[Start INFORMATION GIVEN]
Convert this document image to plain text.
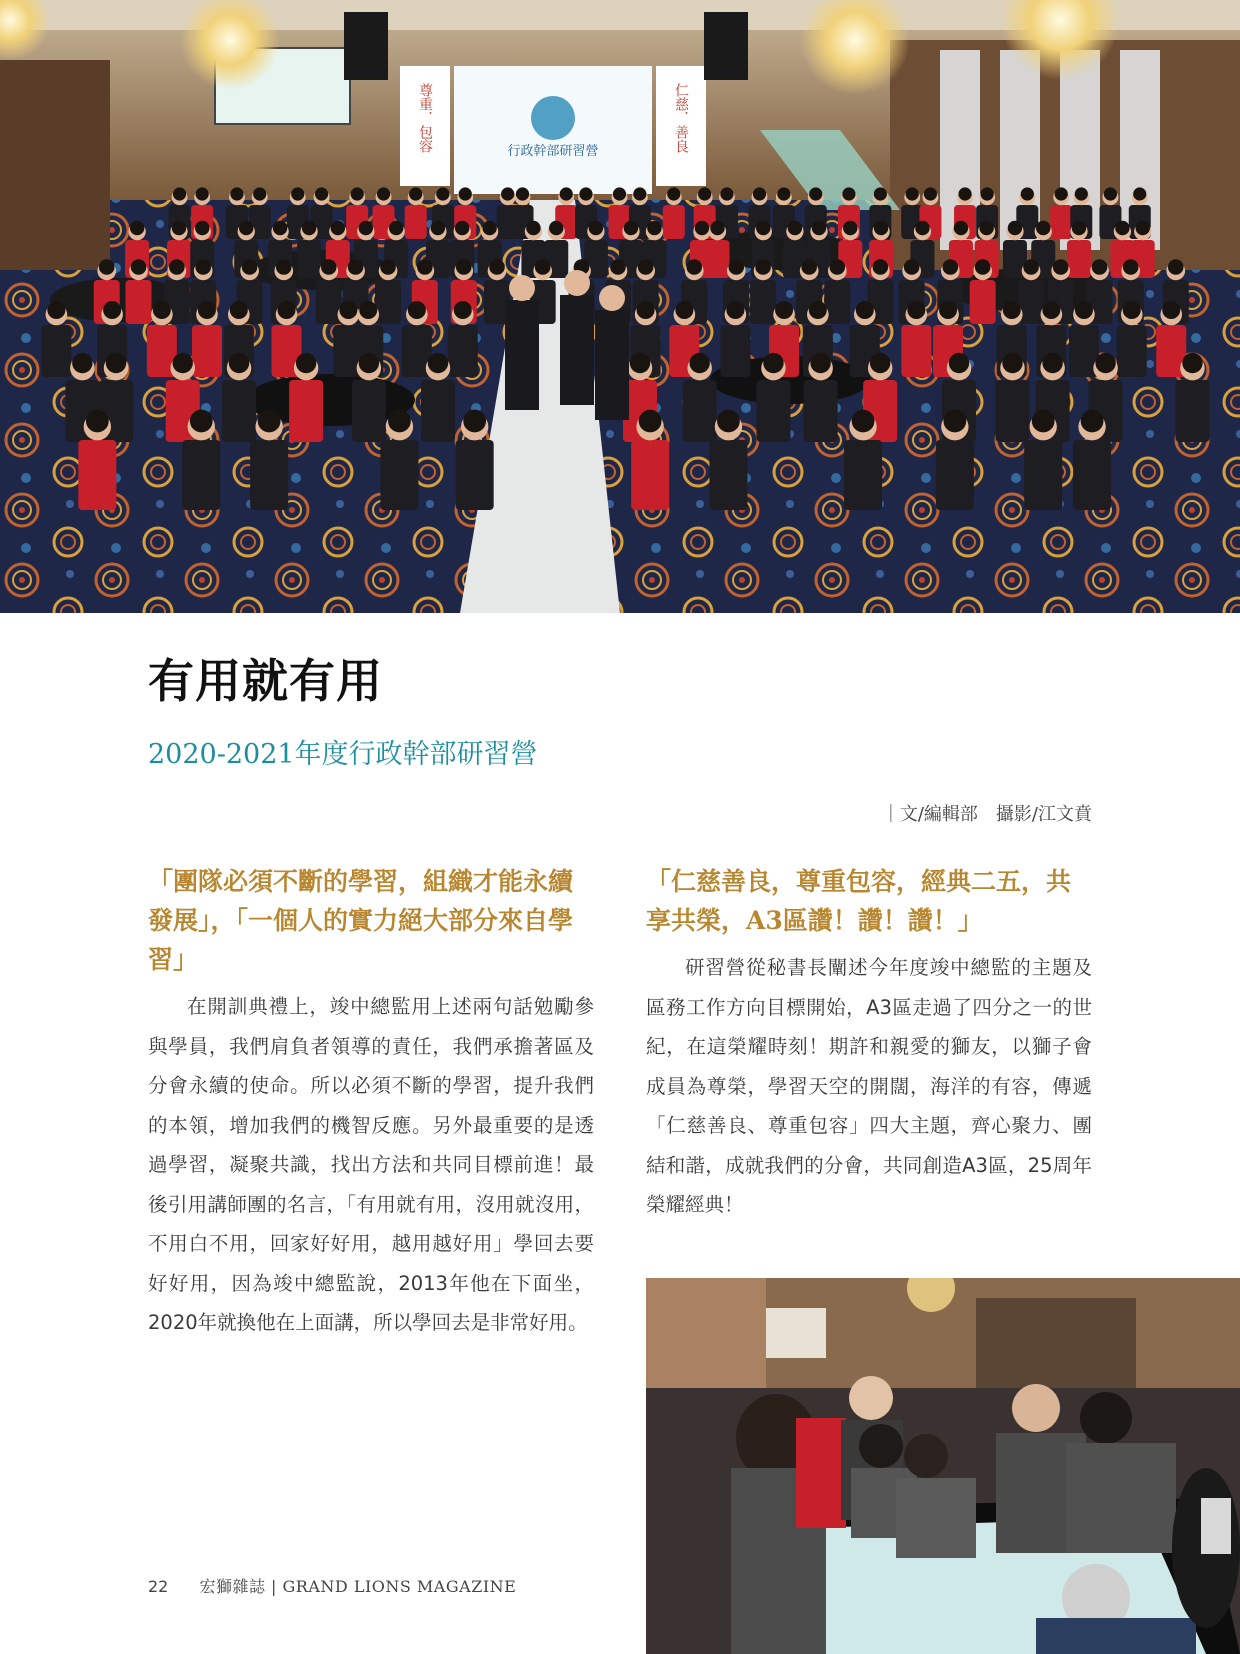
尊重．包容	仁慈．善良
行政幹部研習營
有用就有用
2020-2021年度行政幹部研習營
｜文/編輯部　攝影/江文賁

「團隊必須不斷的學習，組織才能永續發展」，「一個人的實力絕大部分來自學習」

在開訓典禮上，竣中總監用上述兩句話勉勵參與學員，我們肩負者領導的責任，我們承擔著區及分會永續的使命。所以必須不斷的學習，提升我們的本領，增加我們的機智反應。另外最重要的是透過學習，凝聚共識，找出方法和共同目標前進！最後引用講師團的名言，「有用就有用，沒用就沒用，不用白不用，回家好好用，越用越好用」學回去要好好用，因為竣中總監說，2013年他在下面坐，2020年就換他在上面講，所以學回去是非常好用。

「仁慈善良，尊重包容，經典二五，共享共榮，A3區讚！讚！讚！」

研習營從秘書長闡述今年度竣中總監的主題及區務工作方向目標開始，A3區走過了四分之一的世紀，在這榮耀時刻！期許和親愛的獅友，以獅子會成員為尊榮，學習天空的開闊，海洋的有容，傳遞「仁慈善良、尊重包容」四大主題，齊心聚力、團結和諧，成就我們的分會，共同創造A3區，25周年榮耀經典！

22 宏獅雜誌 | GRAND LIONS MAGAZINE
[End INFORMATION GIVEN]
Transcribe all entries above exactly. Drop the pictures.

Convert this document image to plain text.
尊重．包容	仁慈．善良
行政幹部研習營
有用就有用
2020-2021年度行政幹部研習營
｜文/編輯部　攝影/江文賁

「團隊必須不斷的學習，組織才能永續發展」，「一個人的實力絕大部分來自學習」

在開訓典禮上，竣中總監用上述兩句話勉勵參與學員，我們肩負者領導的責任，我們承擔著區及分會永續的使命。所以必須不斷的學習，提升我們的本領，增加我們的機智反應。另外最重要的是透過學習，凝聚共識，找出方法和共同目標前進！最後引用講師團的名言，「有用就有用，沒用就沒用，不用白不用，回家好好用，越用越好用」學回去要好好用，因為竣中總監說，2013年他在下面坐，2020年就換他在上面講，所以學回去是非常好用。

「仁慈善良，尊重包容，經典二五，共享共榮，A3區讚！讚！讚！」

研習營從秘書長闡述今年度竣中總監的主題及區務工作方向目標開始，A3區走過了四分之一的世紀，在這榮耀時刻！期許和親愛的獅友，以獅子會成員為尊榮，學習天空的開闊，海洋的有容，傳遞「仁慈善良、尊重包容」四大主題，齊心聚力、團結和諧，成就我們的分會，共同創造A3區，25周年榮耀經典！

22 宏獅雜誌 | GRAND LIONS MAGAZINE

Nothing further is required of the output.